** START Information supplied **

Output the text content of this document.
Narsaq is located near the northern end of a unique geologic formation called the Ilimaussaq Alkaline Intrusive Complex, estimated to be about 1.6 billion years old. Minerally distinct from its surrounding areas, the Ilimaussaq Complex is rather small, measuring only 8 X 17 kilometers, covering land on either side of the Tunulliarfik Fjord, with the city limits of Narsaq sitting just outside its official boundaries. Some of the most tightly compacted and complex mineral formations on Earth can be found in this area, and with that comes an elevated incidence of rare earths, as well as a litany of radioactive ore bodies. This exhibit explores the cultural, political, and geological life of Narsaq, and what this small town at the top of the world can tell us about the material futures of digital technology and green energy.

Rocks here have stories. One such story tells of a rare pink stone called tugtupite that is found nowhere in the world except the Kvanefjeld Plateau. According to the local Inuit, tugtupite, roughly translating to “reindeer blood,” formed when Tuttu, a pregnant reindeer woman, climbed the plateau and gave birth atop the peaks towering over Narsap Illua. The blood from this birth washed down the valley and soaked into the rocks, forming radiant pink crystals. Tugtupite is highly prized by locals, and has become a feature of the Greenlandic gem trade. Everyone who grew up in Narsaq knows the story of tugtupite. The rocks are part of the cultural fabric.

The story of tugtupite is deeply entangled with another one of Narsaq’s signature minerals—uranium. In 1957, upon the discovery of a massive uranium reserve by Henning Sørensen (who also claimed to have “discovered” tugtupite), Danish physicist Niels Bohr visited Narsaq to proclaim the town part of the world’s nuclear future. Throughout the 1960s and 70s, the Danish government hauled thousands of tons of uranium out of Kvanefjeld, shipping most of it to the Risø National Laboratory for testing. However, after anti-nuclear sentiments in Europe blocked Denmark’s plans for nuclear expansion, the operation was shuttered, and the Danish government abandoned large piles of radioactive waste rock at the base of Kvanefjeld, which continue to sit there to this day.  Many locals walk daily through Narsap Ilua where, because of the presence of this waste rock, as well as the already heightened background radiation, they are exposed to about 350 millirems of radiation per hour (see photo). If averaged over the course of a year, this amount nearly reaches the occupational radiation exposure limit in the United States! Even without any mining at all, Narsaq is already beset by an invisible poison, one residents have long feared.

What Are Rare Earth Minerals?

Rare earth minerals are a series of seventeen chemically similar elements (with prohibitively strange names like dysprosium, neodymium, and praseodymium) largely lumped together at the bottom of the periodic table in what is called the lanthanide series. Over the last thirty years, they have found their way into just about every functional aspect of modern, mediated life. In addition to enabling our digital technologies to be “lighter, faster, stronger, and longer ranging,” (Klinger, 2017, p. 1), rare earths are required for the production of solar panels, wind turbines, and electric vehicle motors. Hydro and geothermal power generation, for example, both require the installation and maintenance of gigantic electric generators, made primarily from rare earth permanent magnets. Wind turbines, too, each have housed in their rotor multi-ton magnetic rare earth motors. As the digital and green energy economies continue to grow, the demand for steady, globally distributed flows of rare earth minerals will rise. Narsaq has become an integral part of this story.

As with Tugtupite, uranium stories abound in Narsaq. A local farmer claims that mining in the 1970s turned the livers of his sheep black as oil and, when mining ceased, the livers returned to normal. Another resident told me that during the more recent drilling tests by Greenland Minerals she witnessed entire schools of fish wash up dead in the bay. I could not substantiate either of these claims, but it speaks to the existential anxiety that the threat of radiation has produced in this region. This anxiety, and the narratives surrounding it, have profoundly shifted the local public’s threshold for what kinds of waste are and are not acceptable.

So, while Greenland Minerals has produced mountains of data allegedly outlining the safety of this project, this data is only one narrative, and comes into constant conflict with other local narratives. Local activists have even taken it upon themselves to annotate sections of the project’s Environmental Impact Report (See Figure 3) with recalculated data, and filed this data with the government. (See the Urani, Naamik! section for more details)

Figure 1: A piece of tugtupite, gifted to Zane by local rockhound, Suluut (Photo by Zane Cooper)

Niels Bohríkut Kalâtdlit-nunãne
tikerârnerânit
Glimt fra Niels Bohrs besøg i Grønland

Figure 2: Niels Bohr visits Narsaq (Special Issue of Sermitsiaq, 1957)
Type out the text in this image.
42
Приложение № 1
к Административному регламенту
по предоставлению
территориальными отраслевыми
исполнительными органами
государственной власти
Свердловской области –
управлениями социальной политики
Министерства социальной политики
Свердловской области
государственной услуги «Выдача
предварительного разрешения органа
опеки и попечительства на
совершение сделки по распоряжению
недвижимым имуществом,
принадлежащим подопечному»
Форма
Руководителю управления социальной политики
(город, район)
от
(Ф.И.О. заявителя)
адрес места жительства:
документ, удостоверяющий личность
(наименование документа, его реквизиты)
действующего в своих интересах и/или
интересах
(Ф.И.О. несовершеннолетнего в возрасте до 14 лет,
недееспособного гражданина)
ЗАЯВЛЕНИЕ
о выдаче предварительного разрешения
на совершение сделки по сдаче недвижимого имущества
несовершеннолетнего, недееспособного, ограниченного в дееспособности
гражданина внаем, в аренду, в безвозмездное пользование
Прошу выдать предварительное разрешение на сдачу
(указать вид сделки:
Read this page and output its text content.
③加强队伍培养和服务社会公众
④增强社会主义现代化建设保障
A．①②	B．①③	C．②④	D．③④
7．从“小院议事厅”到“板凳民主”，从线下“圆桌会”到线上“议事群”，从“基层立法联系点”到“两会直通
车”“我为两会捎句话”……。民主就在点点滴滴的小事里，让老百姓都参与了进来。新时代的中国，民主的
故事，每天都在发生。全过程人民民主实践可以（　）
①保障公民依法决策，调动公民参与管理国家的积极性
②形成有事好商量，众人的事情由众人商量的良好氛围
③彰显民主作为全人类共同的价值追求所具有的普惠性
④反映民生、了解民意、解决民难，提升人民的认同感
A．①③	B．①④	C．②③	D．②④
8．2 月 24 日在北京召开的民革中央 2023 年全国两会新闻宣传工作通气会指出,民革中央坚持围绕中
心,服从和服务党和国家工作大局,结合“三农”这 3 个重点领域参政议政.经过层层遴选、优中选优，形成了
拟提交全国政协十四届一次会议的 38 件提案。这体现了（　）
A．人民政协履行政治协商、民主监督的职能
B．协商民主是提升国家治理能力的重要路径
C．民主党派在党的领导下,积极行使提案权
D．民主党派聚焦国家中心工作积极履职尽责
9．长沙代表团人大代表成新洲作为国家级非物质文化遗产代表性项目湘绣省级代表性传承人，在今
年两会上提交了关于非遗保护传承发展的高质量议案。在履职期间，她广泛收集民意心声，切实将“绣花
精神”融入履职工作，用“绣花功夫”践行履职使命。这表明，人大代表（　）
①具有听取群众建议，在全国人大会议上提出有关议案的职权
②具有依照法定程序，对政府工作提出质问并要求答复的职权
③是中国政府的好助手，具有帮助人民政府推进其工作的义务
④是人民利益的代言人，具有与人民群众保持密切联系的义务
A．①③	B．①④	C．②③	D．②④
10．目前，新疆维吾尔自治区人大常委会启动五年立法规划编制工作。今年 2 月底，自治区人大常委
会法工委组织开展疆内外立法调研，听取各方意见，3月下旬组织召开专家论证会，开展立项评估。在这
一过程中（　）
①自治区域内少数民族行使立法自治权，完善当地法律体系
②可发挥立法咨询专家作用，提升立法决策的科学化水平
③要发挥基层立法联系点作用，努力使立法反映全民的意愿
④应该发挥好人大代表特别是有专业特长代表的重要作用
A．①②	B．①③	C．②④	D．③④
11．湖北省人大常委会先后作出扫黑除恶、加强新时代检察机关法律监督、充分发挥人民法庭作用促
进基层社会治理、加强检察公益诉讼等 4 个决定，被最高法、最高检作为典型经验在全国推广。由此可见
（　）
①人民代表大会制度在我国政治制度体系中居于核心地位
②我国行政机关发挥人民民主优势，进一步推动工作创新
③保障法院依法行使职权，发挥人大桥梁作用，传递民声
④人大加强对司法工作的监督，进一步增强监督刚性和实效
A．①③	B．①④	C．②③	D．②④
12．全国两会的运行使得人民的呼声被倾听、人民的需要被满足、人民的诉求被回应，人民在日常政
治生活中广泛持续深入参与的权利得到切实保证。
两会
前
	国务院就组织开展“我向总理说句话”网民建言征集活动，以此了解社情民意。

** END Information supplied **

**Exercise task:**
Search the preceding listing for the word "разрешения" and pull out every line that holds it.

**Response to this exercise:**
предварительного разрешения органа
о выдаче предварительного разрешения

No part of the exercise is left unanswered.